**Supplied material**
• • • • •

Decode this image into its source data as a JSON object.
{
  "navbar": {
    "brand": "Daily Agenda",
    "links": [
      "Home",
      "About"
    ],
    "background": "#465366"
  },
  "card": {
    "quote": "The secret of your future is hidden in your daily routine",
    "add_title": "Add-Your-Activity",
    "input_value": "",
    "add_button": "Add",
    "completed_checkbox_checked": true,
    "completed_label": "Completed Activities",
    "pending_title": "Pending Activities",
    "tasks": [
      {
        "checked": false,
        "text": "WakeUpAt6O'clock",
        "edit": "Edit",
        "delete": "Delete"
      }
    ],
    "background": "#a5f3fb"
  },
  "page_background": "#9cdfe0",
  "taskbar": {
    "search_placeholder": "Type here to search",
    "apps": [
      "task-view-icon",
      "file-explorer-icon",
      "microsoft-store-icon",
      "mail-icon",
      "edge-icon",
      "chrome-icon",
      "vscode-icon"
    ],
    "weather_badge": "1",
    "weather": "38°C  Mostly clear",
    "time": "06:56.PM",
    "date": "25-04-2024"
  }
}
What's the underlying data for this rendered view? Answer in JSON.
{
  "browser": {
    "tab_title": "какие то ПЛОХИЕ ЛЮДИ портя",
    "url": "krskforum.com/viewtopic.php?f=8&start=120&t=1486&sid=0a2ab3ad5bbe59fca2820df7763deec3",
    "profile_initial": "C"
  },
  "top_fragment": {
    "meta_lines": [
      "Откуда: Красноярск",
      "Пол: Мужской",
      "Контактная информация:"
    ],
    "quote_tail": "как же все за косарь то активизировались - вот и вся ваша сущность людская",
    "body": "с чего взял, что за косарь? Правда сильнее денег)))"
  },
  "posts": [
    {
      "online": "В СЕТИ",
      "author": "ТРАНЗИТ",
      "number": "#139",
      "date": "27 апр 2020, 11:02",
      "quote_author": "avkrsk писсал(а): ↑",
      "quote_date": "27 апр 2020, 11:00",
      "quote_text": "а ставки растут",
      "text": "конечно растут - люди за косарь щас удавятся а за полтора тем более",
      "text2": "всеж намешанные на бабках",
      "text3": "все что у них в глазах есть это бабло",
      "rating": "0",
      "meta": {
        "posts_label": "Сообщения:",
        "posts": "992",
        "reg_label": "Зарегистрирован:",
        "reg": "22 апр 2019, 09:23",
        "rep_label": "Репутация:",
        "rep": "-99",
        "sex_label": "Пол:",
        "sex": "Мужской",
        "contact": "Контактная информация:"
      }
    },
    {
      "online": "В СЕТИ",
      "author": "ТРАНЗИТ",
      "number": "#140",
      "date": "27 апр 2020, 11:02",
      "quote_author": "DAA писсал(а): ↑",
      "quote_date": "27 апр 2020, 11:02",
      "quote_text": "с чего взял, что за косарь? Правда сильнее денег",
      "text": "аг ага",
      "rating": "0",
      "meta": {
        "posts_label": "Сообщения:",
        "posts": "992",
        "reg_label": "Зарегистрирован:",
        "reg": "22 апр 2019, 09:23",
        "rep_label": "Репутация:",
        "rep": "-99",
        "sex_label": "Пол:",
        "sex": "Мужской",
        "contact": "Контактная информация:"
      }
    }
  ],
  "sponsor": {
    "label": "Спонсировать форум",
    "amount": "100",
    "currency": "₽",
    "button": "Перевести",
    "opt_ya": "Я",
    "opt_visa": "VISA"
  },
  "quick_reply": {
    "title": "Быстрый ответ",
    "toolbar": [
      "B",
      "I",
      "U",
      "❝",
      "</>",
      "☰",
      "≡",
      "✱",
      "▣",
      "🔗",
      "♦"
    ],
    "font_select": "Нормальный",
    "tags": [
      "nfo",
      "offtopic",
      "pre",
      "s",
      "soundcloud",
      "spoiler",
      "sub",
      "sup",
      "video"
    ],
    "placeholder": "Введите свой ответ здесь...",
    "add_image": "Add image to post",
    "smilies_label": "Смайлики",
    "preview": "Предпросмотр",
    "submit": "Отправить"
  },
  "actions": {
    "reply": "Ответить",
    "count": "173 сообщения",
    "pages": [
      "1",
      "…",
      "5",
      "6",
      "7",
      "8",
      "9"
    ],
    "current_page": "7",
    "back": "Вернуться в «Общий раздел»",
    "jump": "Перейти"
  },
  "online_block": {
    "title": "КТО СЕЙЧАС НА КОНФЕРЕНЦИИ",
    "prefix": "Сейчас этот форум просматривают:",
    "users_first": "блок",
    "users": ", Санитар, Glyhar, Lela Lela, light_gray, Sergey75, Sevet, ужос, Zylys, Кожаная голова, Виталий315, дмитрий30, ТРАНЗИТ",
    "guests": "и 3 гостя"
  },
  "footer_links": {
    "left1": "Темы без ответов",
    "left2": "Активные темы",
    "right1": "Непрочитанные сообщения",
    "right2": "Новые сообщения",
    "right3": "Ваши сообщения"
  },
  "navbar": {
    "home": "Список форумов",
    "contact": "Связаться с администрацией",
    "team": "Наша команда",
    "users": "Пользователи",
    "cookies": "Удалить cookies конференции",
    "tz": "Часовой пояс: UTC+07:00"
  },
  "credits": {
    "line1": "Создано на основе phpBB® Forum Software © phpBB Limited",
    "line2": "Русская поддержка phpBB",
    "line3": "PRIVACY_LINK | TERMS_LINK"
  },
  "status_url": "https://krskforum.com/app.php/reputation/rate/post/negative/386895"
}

• • • • •

**Do this**
Please output every record, keeping each line exact.

**Solution for this exercise**
Decode this image into its source data as a JSON object.
{
  "navbar": {
    "brand": "Daily Agenda",
    "links": [
      "Home",
      "About"
    ],
    "background": "#465366"
  },
  "card": {
    "quote": "The secret of your future is hidden in your daily routine",
    "add_title": "Add-Your-Activity",
    "input_value": "",
    "add_button": "Add",
    "completed_checkbox_checked": true,
    "completed_label": "Completed Activities",
    "pending_title": "Pending Activities",
    "tasks": [
      {
        "checked": false,
        "text": "WakeUpAt6O'clock",
        "edit": "Edit",
        "delete": "Delete"
      }
    ],
    "background": "#a5f3fb"
  },
  "page_background": "#9cdfe0",
  "taskbar": {
    "search_placeholder": "Type here to search",
    "apps": [
      "task-view-icon",
      "file-explorer-icon",
      "microsoft-store-icon",
      "mail-icon",
      "edge-icon",
      "chrome-icon",
      "vscode-icon"
    ],
    "weather_badge": "1",
    "weather": "38°C  Mostly clear",
    "time": "06:56.PM",
    "date": "25-04-2024"
  }
}
What's the underlying data for this rendered view? Answer in JSON.
{
  "browser": {
    "tab_title": "какие то ПЛОХИЕ ЛЮДИ портя",
    "url": "krskforum.com/viewtopic.php?f=8&start=120&t=1486&sid=0a2ab3ad5bbe59fca2820df7763deec3",
    "profile_initial": "C"
  },
  "top_fragment": {
    "meta_lines": [
      "Откуда: Красноярск",
      "Пол: Мужской",
      "Контактная информация:"
    ],
    "quote_tail": "как же все за косарь то активизировались - вот и вся ваша сущность людская",
    "body": "с чего взял, что за косарь? Правда сильнее денег)))"
  },
  "posts": [
    {
      "online": "В СЕТИ",
      "author": "ТРАНЗИТ",
      "number": "#139",
      "date": "27 апр 2020, 11:02",
      "quote_author": "avkrsk писсал(а): ↑",
      "quote_date": "27 апр 2020, 11:00",
      "quote_text": "а ставки растут",
      "text": "конечно растут - люди за косарь щас удавятся а за полтора тем более",
      "text2": "всеж намешанные на бабках",
      "text3": "все что у них в глазах есть это бабло",
      "rating": "0",
      "meta": {
        "posts_label": "Сообщения:",
        "posts": "992",
        "reg_label": "Зарегистрирован:",
        "reg": "22 апр 2019, 09:23",
        "rep_label": "Репутация:",
        "rep": "-99",
        "sex_label": "Пол:",
        "sex": "Мужской",
        "contact": "Контактная информация:"
      }
    },
    {
      "online": "В СЕТИ",
      "author": "ТРАНЗИТ",
      "number": "#140",
      "date": "27 апр 2020, 11:02",
      "quote_author": "DAA писсал(а): ↑",
      "quote_date": "27 апр 2020, 11:02",
      "quote_text": "с чего взял, что за косарь? Правда сильнее денег",
      "text": "аг ага",
      "rating": "0",
      "meta": {
        "posts_label": "Сообщения:",
        "posts": "992",
        "reg_label": "Зарегистрирован:",
        "reg": "22 апр 2019, 09:23",
        "rep_label": "Репутация:",
        "rep": "-99",
        "sex_label": "Пол:",
        "sex": "Мужской",
        "contact": "Контактная информация:"
      }
    }
  ],
  "sponsor": {
    "label": "Спонсировать форум",
    "amount": "100",
    "currency": "₽",
    "button": "Перевести",
    "opt_ya": "Я",
    "opt_visa": "VISA"
  },
  "quick_reply": {
    "title": "Быстрый ответ",
    "toolbar": [
      "B",
      "I",
      "U",
      "❝",
      "</>",
      "☰",
      "≡",
      "✱",
      "▣",
      "🔗",
      "♦"
    ],
    "font_select": "Нормальный",
    "tags": [
      "nfo",
      "offtopic",
      "pre",
      "s",
      "soundcloud",
      "spoiler",
      "sub",
      "sup",
      "video"
    ],
    "placeholder": "Введите свой ответ здесь...",
    "add_image": "Add image to post",
    "smilies_label": "Смайлики",
    "preview": "Предпросмотр",
    "submit": "Отправить"
  },
  "actions": {
    "reply": "Ответить",
    "count": "173 сообщения",
    "pages": [
      "1",
      "…",
      "5",
      "6",
      "7",
      "8",
      "9"
    ],
    "current_page": "7",
    "back": "Вернуться в «Общий раздел»",
    "jump": "Перейти"
  },
  "online_block": {
    "title": "КТО СЕЙЧАС НА КОНФЕРЕНЦИИ",
    "prefix": "Сейчас этот форум просматривают:",
    "users_first": "блок",
    "users": ", Санитар, Glyhar, Lela Lela, light_gray, Sergey75, Sevet, ужос, Zylys, Кожаная голова, Виталий315, дмитрий30, ТРАНЗИТ",
    "guests": "и 3 гостя"
  },
  "footer_links": {
    "left1": "Темы без ответов",
    "left2": "Активные темы",
    "right1": "Непрочитанные сообщения",
    "right2": "Новые сообщения",
    "right3": "Ваши сообщения"
  },
  "navbar": {
    "home": "Список форумов",
    "contact": "Связаться с администрацией",
    "team": "Наша команда",
    "users": "Пользователи",
    "cookies": "Удалить cookies конференции",
    "tz": "Часовой пояс: UTC+07:00"
  },
  "credits": {
    "line1": "Создано на основе phpBB® Forum Software © phpBB Limited",
    "line2": "Русская поддержка phpBB",
    "line3": "PRIVACY_LINK | TERMS_LINK"
  },
  "status_url": "https://krskforum.com/app.php/reputation/rate/post/negative/386895"
}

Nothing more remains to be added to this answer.